>> Start Input rows

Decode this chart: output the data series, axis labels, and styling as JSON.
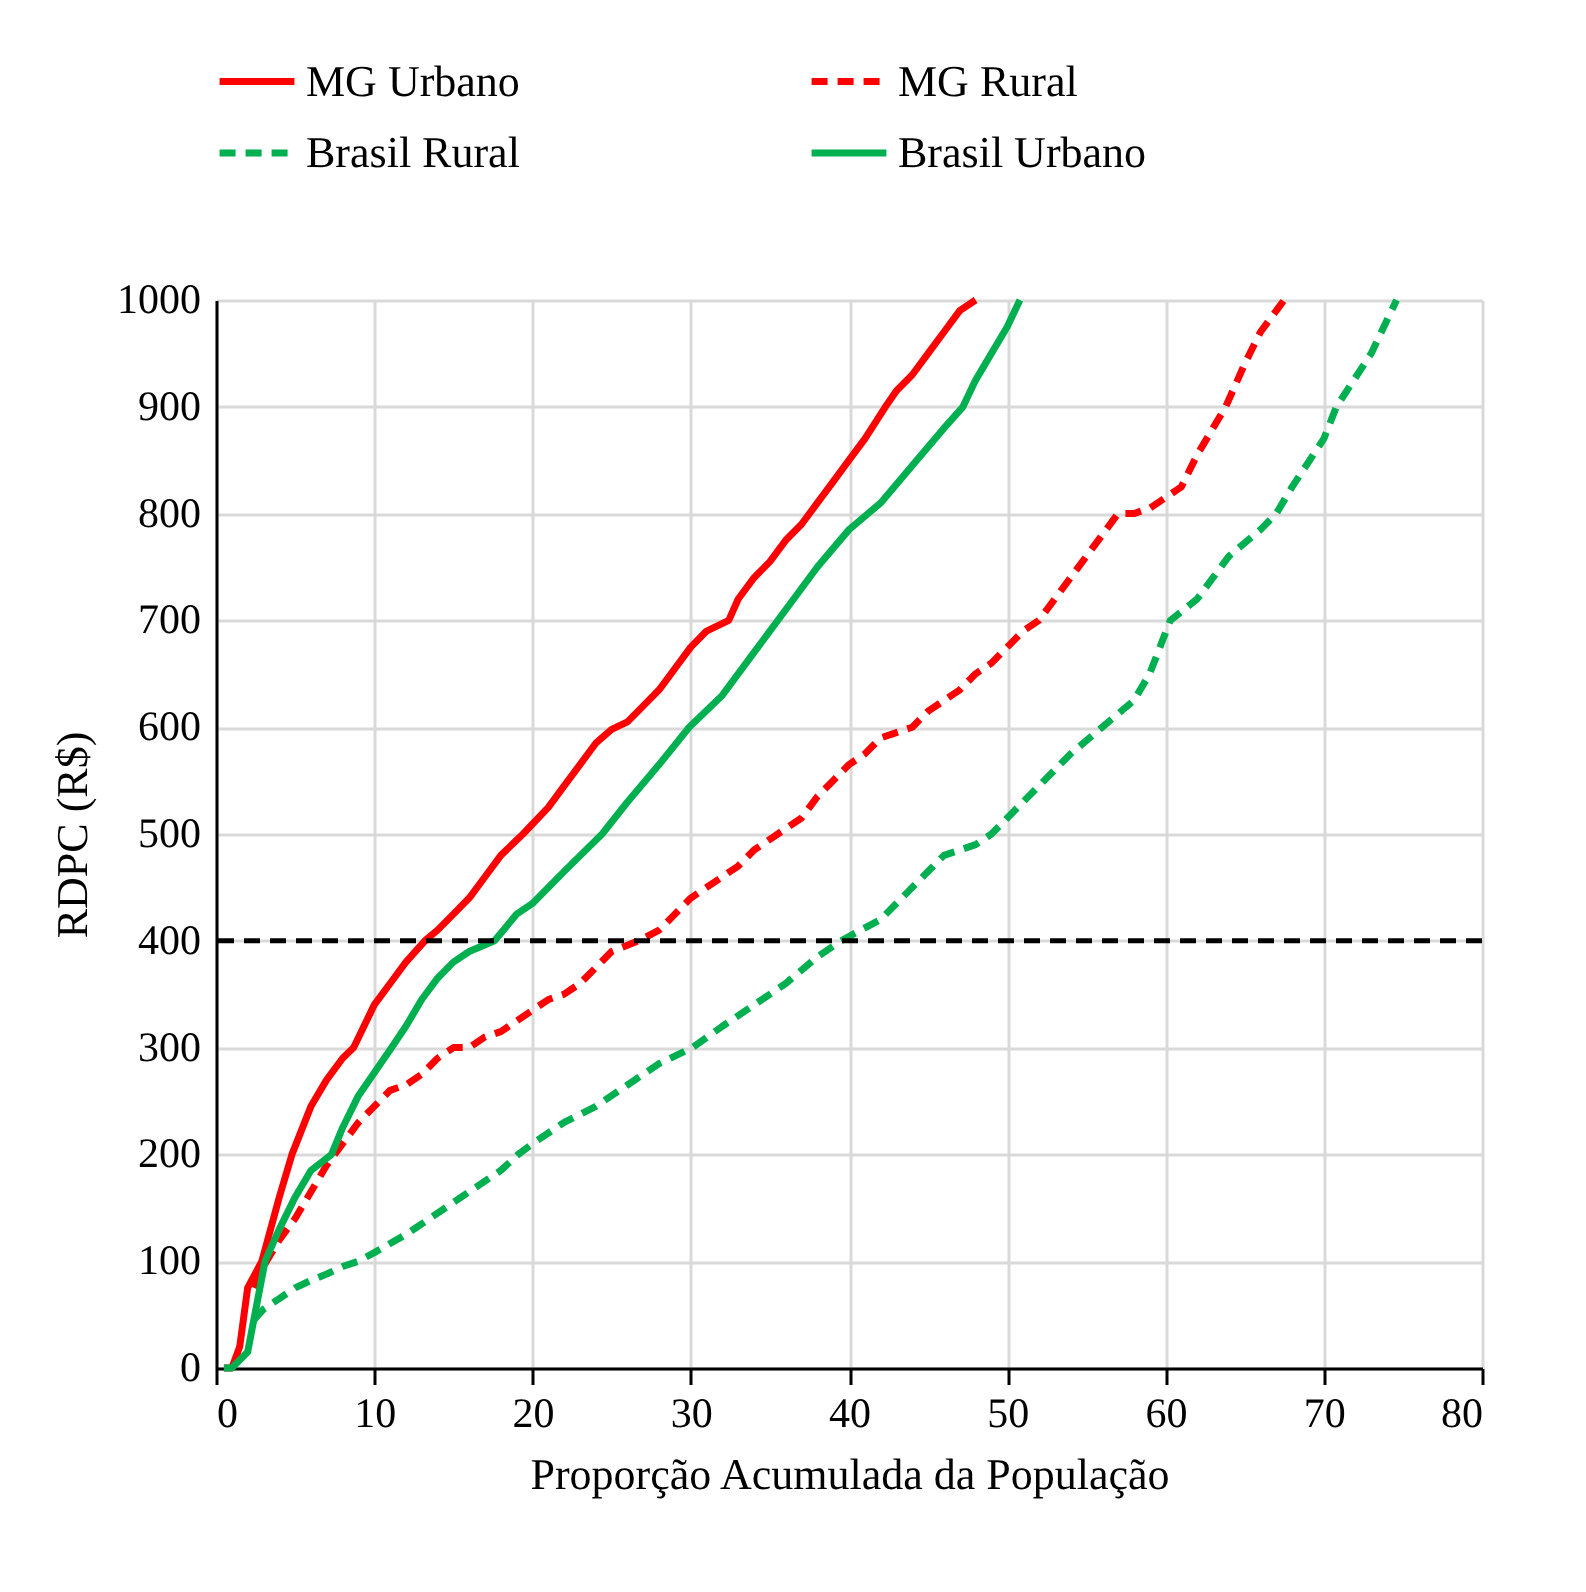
{
  "chart_data": {
    "type": "line",
    "xlabel": "Proporção Acumulada da População",
    "ylabel": "RDPC (R$)",
    "xlim": [
      0,
      80
    ],
    "xticks": [
      0,
      10,
      20,
      30,
      40,
      50,
      60,
      70,
      80
    ],
    "ylim": [
      0,
      1000
    ],
    "yticks": [
      0,
      100,
      200,
      300,
      400,
      500,
      600,
      700,
      800,
      900,
      1000
    ],
    "grid": true,
    "legend": "top",
    "marker": "none",
    "ref_lines": [
      {
        "axis": "y",
        "value": 400,
        "color": "#000000",
        "line_style": "dashed"
      }
    ],
    "series": [
      {
        "name": "MG Urbano",
        "color": "#ff0000",
        "line_style": "solid",
        "x": [
          0.5,
          1,
          1.5,
          2,
          2.9,
          4,
          4.8,
          6,
          7,
          8,
          8.7,
          10,
          11,
          12,
          13.2,
          14,
          15,
          16,
          17,
          18,
          19.4,
          21,
          22,
          23,
          24,
          25,
          26,
          27,
          28,
          29,
          30,
          31,
          32.4,
          33,
          34,
          35,
          36,
          37,
          38,
          39,
          40,
          41,
          42.3,
          43,
          44,
          45,
          46,
          47,
          48
        ],
        "values": [
          0,
          0,
          20,
          75,
          100,
          160,
          200,
          245,
          270,
          290,
          300,
          340,
          360,
          380,
          400,
          410,
          425,
          440,
          460,
          480,
          500,
          525,
          545,
          565,
          585,
          598,
          605,
          620,
          635,
          655,
          675,
          690,
          700,
          720,
          740,
          755,
          775,
          790,
          810,
          830,
          850,
          870,
          900,
          915,
          930,
          950,
          970,
          990,
          1000
        ]
      },
      {
        "name": "MG Rural",
        "color": "#ff0000",
        "line_style": "dashed",
        "x": [
          2.4,
          3,
          4,
          5,
          6,
          7,
          8,
          9,
          10,
          11,
          12,
          13,
          14,
          15,
          16,
          17,
          18,
          19,
          20,
          21,
          22,
          23,
          24,
          25,
          26.7,
          28,
          29,
          30,
          31,
          32,
          33,
          34,
          35,
          36,
          37,
          38,
          39,
          40,
          41,
          42,
          44,
          45,
          46,
          47,
          48,
          49,
          50,
          51,
          52,
          53,
          54,
          55,
          56,
          57,
          58,
          59,
          60,
          61,
          62,
          63.8,
          65,
          66,
          67.5
        ],
        "values": [
          75,
          95,
          120,
          140,
          165,
          190,
          210,
          230,
          245,
          260,
          265,
          275,
          290,
          300,
          300,
          310,
          315,
          325,
          335,
          345,
          350,
          360,
          375,
          390,
          400,
          410,
          425,
          440,
          450,
          460,
          470,
          485,
          495,
          505,
          515,
          535,
          550,
          565,
          575,
          590,
          600,
          615,
          625,
          635,
          650,
          660,
          675,
          690,
          700,
          720,
          740,
          760,
          780,
          800,
          800,
          805,
          815,
          825,
          855,
          900,
          940,
          970,
          1000
        ]
      },
      {
        "name": "Brasil Rural",
        "color": "#00b050",
        "line_style": "dashed",
        "x": [
          2.4,
          3,
          4,
          5,
          6,
          7,
          8,
          9,
          10,
          12,
          14,
          16,
          18,
          19.1,
          20,
          22,
          24,
          26,
          28,
          30.1,
          32,
          34,
          36,
          38,
          39.5,
          42,
          44,
          46,
          48,
          49,
          50,
          52,
          54,
          56,
          58,
          59,
          60.3,
          62,
          64,
          66,
          67,
          68,
          70,
          70.8,
          73,
          74.6
        ],
        "values": [
          45,
          55,
          65,
          75,
          82,
          88,
          95,
          100,
          108,
          125,
          145,
          165,
          185,
          200,
          210,
          230,
          245,
          265,
          285,
          300,
          320,
          340,
          360,
          385,
          400,
          420,
          450,
          480,
          490,
          500,
          515,
          545,
          575,
          600,
          625,
          650,
          700,
          720,
          760,
          785,
          800,
          825,
          870,
          900,
          950,
          1000
        ]
      },
      {
        "name": "Brasil Urbano",
        "color": "#00b050",
        "line_style": "solid",
        "x": [
          0.5,
          1,
          2,
          3.1,
          4,
          5,
          6,
          7.3,
          8,
          9,
          11.1,
          12,
          13,
          14,
          15,
          16,
          17.6,
          19,
          20,
          22,
          24.4,
          26,
          28,
          29.9,
          32,
          34,
          36,
          38,
          40,
          42,
          44,
          46,
          47.2,
          48,
          50,
          50.8
        ],
        "values": [
          0,
          0,
          15,
          100,
          130,
          160,
          185,
          200,
          225,
          255,
          300,
          320,
          345,
          365,
          380,
          390,
          400,
          425,
          435,
          465,
          500,
          530,
          565,
          600,
          630,
          670,
          710,
          750,
          785,
          810,
          845,
          880,
          900,
          925,
          975,
          1000
        ]
      }
    ]
  }
}
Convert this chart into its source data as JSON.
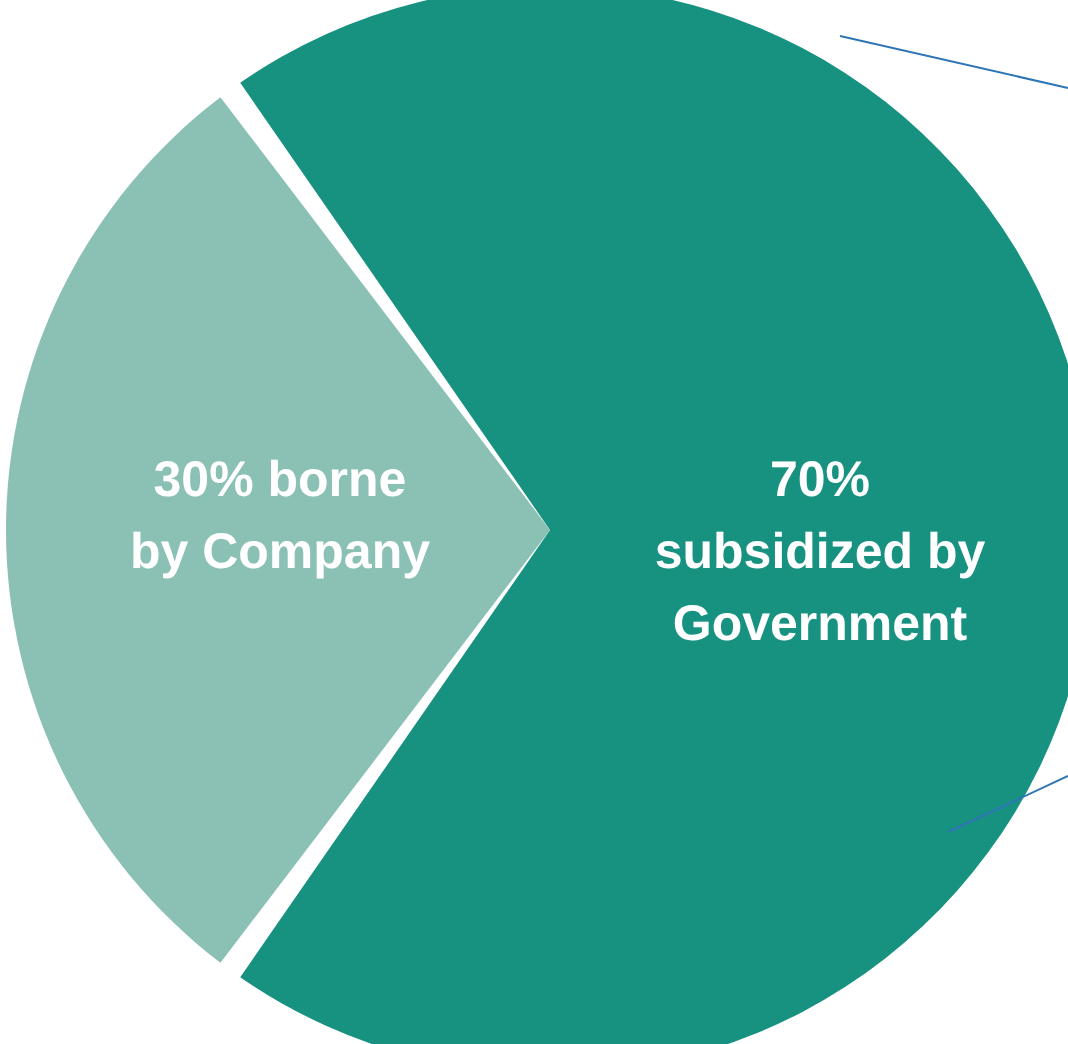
{
  "chart_data": {
    "type": "pie",
    "categories": [
      "70%\nsubsidized by\nGovernment",
      "30% borne\nby Company"
    ],
    "values": [
      70,
      30
    ],
    "colors": [
      "#179180",
      "#8bc0b5"
    ]
  }
}
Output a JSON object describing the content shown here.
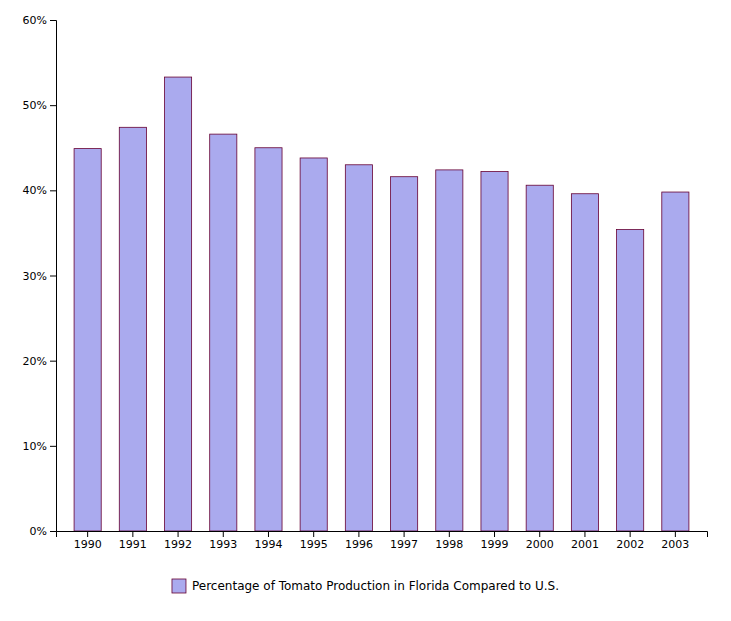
{
  "chart_data": {
    "type": "bar",
    "categories": [
      "1990",
      "1991",
      "1992",
      "1993",
      "1994",
      "1995",
      "1996",
      "1997",
      "1998",
      "1999",
      "2000",
      "2001",
      "2002",
      "2003"
    ],
    "series": [
      {
        "name": "Percentage of Tomato Production in Florida Compared to U.S.",
        "color": "#aaaaee",
        "values": [
          0.449,
          0.474,
          0.533,
          0.466,
          0.45,
          0.438,
          0.43,
          0.416,
          0.424,
          0.422,
          0.406,
          0.396,
          0.354,
          0.398
        ]
      }
    ],
    "ylim": [
      0,
      0.6
    ],
    "yticks": [
      {
        "value": 0.0,
        "label": "0%"
      },
      {
        "value": 0.1,
        "label": "10%"
      },
      {
        "value": 0.2,
        "label": "20%"
      },
      {
        "value": 0.3,
        "label": "30%"
      },
      {
        "value": 0.4,
        "label": "40%"
      },
      {
        "value": 0.5,
        "label": "50%"
      },
      {
        "value": 0.6,
        "label": "60%"
      }
    ],
    "grid": false,
    "legend": "bottom"
  }
}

>> End Input rows

**Problem to work on**.
Copy all of the entries verbatim, leaving out any pictures they contain.

**Expected answer**.
Decode this chart: output the data series, axis labels, and styling as JSON.
{
  "chart_data": {
    "type": "line",
    "xlabel": "Proporção Acumulada da População",
    "ylabel": "RDPC (R$)",
    "xlim": [
      0,
      80
    ],
    "xticks": [
      0,
      10,
      20,
      30,
      40,
      50,
      60,
      70,
      80
    ],
    "ylim": [
      0,
      1000
    ],
    "yticks": [
      0,
      100,
      200,
      300,
      400,
      500,
      600,
      700,
      800,
      900,
      1000
    ],
    "grid": true,
    "legend": "top",
    "marker": "none",
    "ref_lines": [
      {
        "axis": "y",
        "value": 400,
        "color": "#000000",
        "line_style": "dashed"
      }
    ],
    "series": [
      {
        "name": "MG Urbano",
        "color": "#ff0000",
        "line_style": "solid",
        "x": [
          0.5,
          1,
          1.5,
          2,
          2.9,
          4,
          4.8,
          6,
          7,
          8,
          8.7,
          10,
          11,
          12,
          13.2,
          14,
          15,
          16,
          17,
          18,
          19.4,
          21,
          22,
          23,
          24,
          25,
          26,
          27,
          28,
          29,
          30,
          31,
          32.4,
          33,
          34,
          35,
          36,
          37,
          38,
          39,
          40,
          41,
          42.3,
          43,
          44,
          45,
          46,
          47,
          48
        ],
        "values": [
          0,
          0,
          20,
          75,
          100,
          160,
          200,
          245,
          270,
          290,
          300,
          340,
          360,
          380,
          400,
          410,
          425,
          440,
          460,
          480,
          500,
          525,
          545,
          565,
          585,
          598,
          605,
          620,
          635,
          655,
          675,
          690,
          700,
          720,
          740,
          755,
          775,
          790,
          810,
          830,
          850,
          870,
          900,
          915,
          930,
          950,
          970,
          990,
          1000
        ]
      },
      {
        "name": "MG Rural",
        "color": "#ff0000",
        "line_style": "dashed",
        "x": [
          2.4,
          3,
          4,
          5,
          6,
          7,
          8,
          9,
          10,
          11,
          12,
          13,
          14,
          15,
          16,
          17,
          18,
          19,
          20,
          21,
          22,
          23,
          24,
          25,
          26.7,
          28,
          29,
          30,
          31,
          32,
          33,
          34,
          35,
          36,
          37,
          38,
          39,
          40,
          41,
          42,
          44,
          45,
          46,
          47,
          48,
          49,
          50,
          51,
          52,
          53,
          54,
          55,
          56,
          57,
          58,
          59,
          60,
          61,
          62,
          63.8,
          65,
          66,
          67.5
        ],
        "values": [
          75,
          95,
          120,
          140,
          165,
          190,
          210,
          230,
          245,
          260,
          265,
          275,
          290,
          300,
          300,
          310,
          315,
          325,
          335,
          345,
          350,
          360,
          375,
          390,
          400,
          410,
          425,
          440,
          450,
          460,
          470,
          485,
          495,
          505,
          515,
          535,
          550,
          565,
          575,
          590,
          600,
          615,
          625,
          635,
          650,
          660,
          675,
          690,
          700,
          720,
          740,
          760,
          780,
          800,
          800,
          805,
          815,
          825,
          855,
          900,
          940,
          970,
          1000
        ]
      },
      {
        "name": "Brasil Rural",
        "color": "#00b050",
        "line_style": "dashed",
        "x": [
          2.4,
          3,
          4,
          5,
          6,
          7,
          8,
          9,
          10,
          12,
          14,
          16,
          18,
          19.1,
          20,
          22,
          24,
          26,
          28,
          30.1,
          32,
          34,
          36,
          38,
          39.5,
          42,
          44,
          46,
          48,
          49,
          50,
          52,
          54,
          56,
          58,
          59,
          60.3,
          62,
          64,
          66,
          67,
          68,
          70,
          70.8,
          73,
          74.6
        ],
        "values": [
          45,
          55,
          65,
          75,
          82,
          88,
          95,
          100,
          108,
          125,
          145,
          165,
          185,
          200,
          210,
          230,
          245,
          265,
          285,
          300,
          320,
          340,
          360,
          385,
          400,
          420,
          450,
          480,
          490,
          500,
          515,
          545,
          575,
          600,
          625,
          650,
          700,
          720,
          760,
          785,
          800,
          825,
          870,
          900,
          950,
          1000
        ]
      },
      {
        "name": "Brasil Urbano",
        "color": "#00b050",
        "line_style": "solid",
        "x": [
          0.5,
          1,
          2,
          3.1,
          4,
          5,
          6,
          7.3,
          8,
          9,
          11.1,
          12,
          13,
          14,
          15,
          16,
          17.6,
          19,
          20,
          22,
          24.4,
          26,
          28,
          29.9,
          32,
          34,
          36,
          38,
          40,
          42,
          44,
          46,
          47.2,
          48,
          50,
          50.8
        ],
        "values": [
          0,
          0,
          15,
          100,
          130,
          160,
          185,
          200,
          225,
          255,
          300,
          320,
          345,
          365,
          380,
          390,
          400,
          425,
          435,
          465,
          500,
          530,
          565,
          600,
          630,
          670,
          710,
          750,
          785,
          810,
          845,
          880,
          900,
          925,
          975,
          1000
        ]
      }
    ]
  }
}
Convert this chart into its source data as JSON.
{
  "chart_data": {
    "type": "pie",
    "categories": [
      "70%\nsubsidized by\nGovernment",
      "30% borne\nby Company"
    ],
    "values": [
      70,
      30
    ],
    "colors": [
      "#179180",
      "#8bc0b5"
    ]
  }
}
Output a JSON object describing the content shown here.
{
  "chart_data": {
    "type": "bar",
    "categories": [
      "1990",
      "1991",
      "1992",
      "1993",
      "1994",
      "1995",
      "1996",
      "1997",
      "1998",
      "1999",
      "2000",
      "2001",
      "2002",
      "2003"
    ],
    "series": [
      {
        "name": "Percentage of Tomato Production in Florida Compared to U.S.",
        "color": "#aaaaee",
        "values": [
          0.449,
          0.474,
          0.533,
          0.466,
          0.45,
          0.438,
          0.43,
          0.416,
          0.424,
          0.422,
          0.406,
          0.396,
          0.354,
          0.398
        ]
      }
    ],
    "ylim": [
      0,
      0.6
    ],
    "yticks": [
      {
        "value": 0.0,
        "label": "0%"
      },
      {
        "value": 0.1,
        "label": "10%"
      },
      {
        "value": 0.2,
        "label": "20%"
      },
      {
        "value": 0.3,
        "label": "30%"
      },
      {
        "value": 0.4,
        "label": "40%"
      },
      {
        "value": 0.5,
        "label": "50%"
      },
      {
        "value": 0.6,
        "label": "60%"
      }
    ],
    "grid": false,
    "legend": "bottom"
  }
}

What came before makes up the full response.